[START]

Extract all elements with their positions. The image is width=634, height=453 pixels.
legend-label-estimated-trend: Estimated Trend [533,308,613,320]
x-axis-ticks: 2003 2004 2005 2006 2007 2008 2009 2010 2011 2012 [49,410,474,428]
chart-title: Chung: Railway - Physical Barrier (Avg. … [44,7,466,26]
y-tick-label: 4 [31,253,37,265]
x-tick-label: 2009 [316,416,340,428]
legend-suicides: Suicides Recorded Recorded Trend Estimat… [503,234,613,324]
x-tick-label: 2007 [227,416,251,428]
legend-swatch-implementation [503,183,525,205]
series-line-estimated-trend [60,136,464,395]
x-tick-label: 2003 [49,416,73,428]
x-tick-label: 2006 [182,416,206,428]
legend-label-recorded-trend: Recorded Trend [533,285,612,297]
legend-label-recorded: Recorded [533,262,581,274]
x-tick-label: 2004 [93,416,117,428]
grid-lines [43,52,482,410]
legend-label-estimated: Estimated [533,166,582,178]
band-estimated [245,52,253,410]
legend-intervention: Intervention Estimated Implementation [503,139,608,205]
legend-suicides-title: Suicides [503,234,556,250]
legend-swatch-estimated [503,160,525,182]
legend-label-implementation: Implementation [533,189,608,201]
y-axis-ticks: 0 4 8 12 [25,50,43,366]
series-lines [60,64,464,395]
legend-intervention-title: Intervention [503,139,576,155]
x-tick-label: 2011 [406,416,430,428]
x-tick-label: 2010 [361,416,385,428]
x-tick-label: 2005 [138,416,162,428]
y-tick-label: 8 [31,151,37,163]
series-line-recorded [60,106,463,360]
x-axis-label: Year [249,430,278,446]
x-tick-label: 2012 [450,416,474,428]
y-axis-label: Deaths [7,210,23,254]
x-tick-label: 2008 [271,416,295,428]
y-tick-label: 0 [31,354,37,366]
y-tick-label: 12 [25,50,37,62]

[END]

Aim: Please copy the material above, reproducing every line without any change.

The output:
Extract all elements with their positions. The image is width=634, height=453 pixels.
legend-label-estimated-trend: Estimated Trend [533,308,613,320]
x-axis-ticks: 2003 2004 2005 2006 2007 2008 2009 2010 2011 2012 [49,410,474,428]
chart-title: Chung: Railway - Physical Barrier (Avg. … [44,7,466,26]
y-tick-label: 4 [31,253,37,265]
x-tick-label: 2009 [316,416,340,428]
legend-suicides: Suicides Recorded Recorded Trend Estimat… [503,234,613,324]
x-tick-label: 2007 [227,416,251,428]
legend-swatch-implementation [503,183,525,205]
series-line-estimated-trend [60,136,464,395]
x-tick-label: 2003 [49,416,73,428]
x-tick-label: 2006 [182,416,206,428]
legend-label-recorded-trend: Recorded Trend [533,285,612,297]
legend-label-recorded: Recorded [533,262,581,274]
x-tick-label: 2004 [93,416,117,428]
grid-lines [43,52,482,410]
legend-label-estimated: Estimated [533,166,582,178]
band-estimated [245,52,253,410]
legend-intervention: Intervention Estimated Implementation [503,139,608,205]
legend-suicides-title: Suicides [503,234,556,250]
legend-swatch-estimated [503,160,525,182]
legend-label-implementation: Implementation [533,189,608,201]
y-axis-ticks: 0 4 8 12 [25,50,43,366]
series-lines [60,64,464,395]
legend-intervention-title: Intervention [503,139,576,155]
x-tick-label: 2011 [406,416,430,428]
x-tick-label: 2010 [361,416,385,428]
x-tick-label: 2005 [138,416,162,428]
y-tick-label: 8 [31,151,37,163]
series-line-recorded [60,106,463,360]
x-axis-label: Year [249,430,278,446]
x-tick-label: 2012 [450,416,474,428]
y-axis-label: Deaths [7,210,23,254]
x-tick-label: 2008 [271,416,295,428]
y-tick-label: 0 [31,354,37,366]
y-tick-label: 12 [25,50,37,62]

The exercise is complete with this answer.